What this task involves - Turn the records below into a Markdown table with the columns Row and Line. Number each line in order and leave out blank lines.

Stored rows -
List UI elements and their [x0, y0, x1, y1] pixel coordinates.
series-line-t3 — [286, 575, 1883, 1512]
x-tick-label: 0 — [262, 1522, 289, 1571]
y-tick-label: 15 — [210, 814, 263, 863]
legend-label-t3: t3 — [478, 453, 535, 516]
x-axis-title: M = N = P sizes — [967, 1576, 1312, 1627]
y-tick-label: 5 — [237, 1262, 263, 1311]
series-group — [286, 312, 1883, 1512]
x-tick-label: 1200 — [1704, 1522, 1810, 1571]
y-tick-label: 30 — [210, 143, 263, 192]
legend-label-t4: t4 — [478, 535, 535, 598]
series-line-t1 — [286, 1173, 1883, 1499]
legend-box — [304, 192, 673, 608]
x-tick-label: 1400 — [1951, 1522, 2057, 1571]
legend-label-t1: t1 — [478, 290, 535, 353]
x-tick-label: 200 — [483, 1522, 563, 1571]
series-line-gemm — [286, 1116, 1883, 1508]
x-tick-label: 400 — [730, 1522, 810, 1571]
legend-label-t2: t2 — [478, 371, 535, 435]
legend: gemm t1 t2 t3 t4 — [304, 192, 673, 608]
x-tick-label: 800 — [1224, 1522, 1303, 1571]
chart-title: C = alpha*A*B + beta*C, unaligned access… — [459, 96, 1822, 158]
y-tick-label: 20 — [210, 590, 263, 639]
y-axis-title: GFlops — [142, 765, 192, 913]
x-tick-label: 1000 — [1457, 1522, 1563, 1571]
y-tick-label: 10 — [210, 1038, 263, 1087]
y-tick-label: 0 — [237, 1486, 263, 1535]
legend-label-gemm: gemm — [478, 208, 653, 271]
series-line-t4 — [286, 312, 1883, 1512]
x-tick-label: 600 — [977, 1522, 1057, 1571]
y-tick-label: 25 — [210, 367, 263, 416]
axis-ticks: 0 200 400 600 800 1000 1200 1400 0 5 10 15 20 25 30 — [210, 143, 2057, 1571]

Worked answer -
| Row | Line |
|---|---|
| 1 | List UI elements and their [x0, y0, x1, y1] pixel coordinates. |
| 2 | series-line-t3 — [286, 575, 1883, 1512] |
| 3 | x-tick-label: 0 — [262, 1522, 289, 1571] |
| 4 | y-tick-label: 15 — [210, 814, 263, 863] |
| 5 | legend-label-t3: t3 — [478, 453, 535, 516] |
| 6 | x-axis-title: M = N = P sizes — [967, 1576, 1312, 1627] |
| 7 | y-tick-label: 5 — [237, 1262, 263, 1311] |
| 8 | series-group — [286, 312, 1883, 1512] |
| 9 | x-tick-label: 1200 — [1704, 1522, 1810, 1571] |
| 10 | y-tick-label: 30 — [210, 143, 263, 192] |
| 11 | legend-label-t4: t4 — [478, 535, 535, 598] |
| 12 | series-line-t1 — [286, 1173, 1883, 1499] |
| 13 | legend-box — [304, 192, 673, 608] |
| 14 | x-tick-label: 1400 — [1951, 1522, 2057, 1571] |
| 15 | legend-label-t1: t1 — [478, 290, 535, 353] |
| 16 | x-tick-label: 200 — [483, 1522, 563, 1571] |
| 17 | series-line-gemm — [286, 1116, 1883, 1508] |
| 18 | x-tick-label: 400 — [730, 1522, 810, 1571] |
| 19 | legend-label-t2: t2 — [478, 371, 535, 435] |
| 20 | legend: gemm t1 t2 t3 t4 — [304, 192, 673, 608] |
| 21 | x-tick-label: 800 — [1224, 1522, 1303, 1571] |
| 22 | chart-title: C = alpha*A*B + beta*C, unaligned access… — [459, 96, 1822, 158] |
| 23 | y-tick-label: 20 — [210, 590, 263, 639] |
| 24 | y-axis-title: GFlops — [142, 765, 192, 913] |
| 25 | x-tick-label: 1000 — [1457, 1522, 1563, 1571] |
| 26 | y-tick-label: 10 — [210, 1038, 263, 1087] |
| 27 | y-tick-label: 0 — [237, 1486, 263, 1535] |
| 28 | legend-label-gemm: gemm — [478, 208, 653, 271] |
| 29 | series-line-t4 — [286, 312, 1883, 1512] |
| 30 | x-tick-label: 600 — [977, 1522, 1057, 1571] |
| 31 | y-tick-label: 25 — [210, 367, 263, 416] |
| 32 | axis-ticks: 0 200 400 600 800 1000 1200 1400 0 5 10 15 20 25 30 — [210, 143, 2057, 1571] |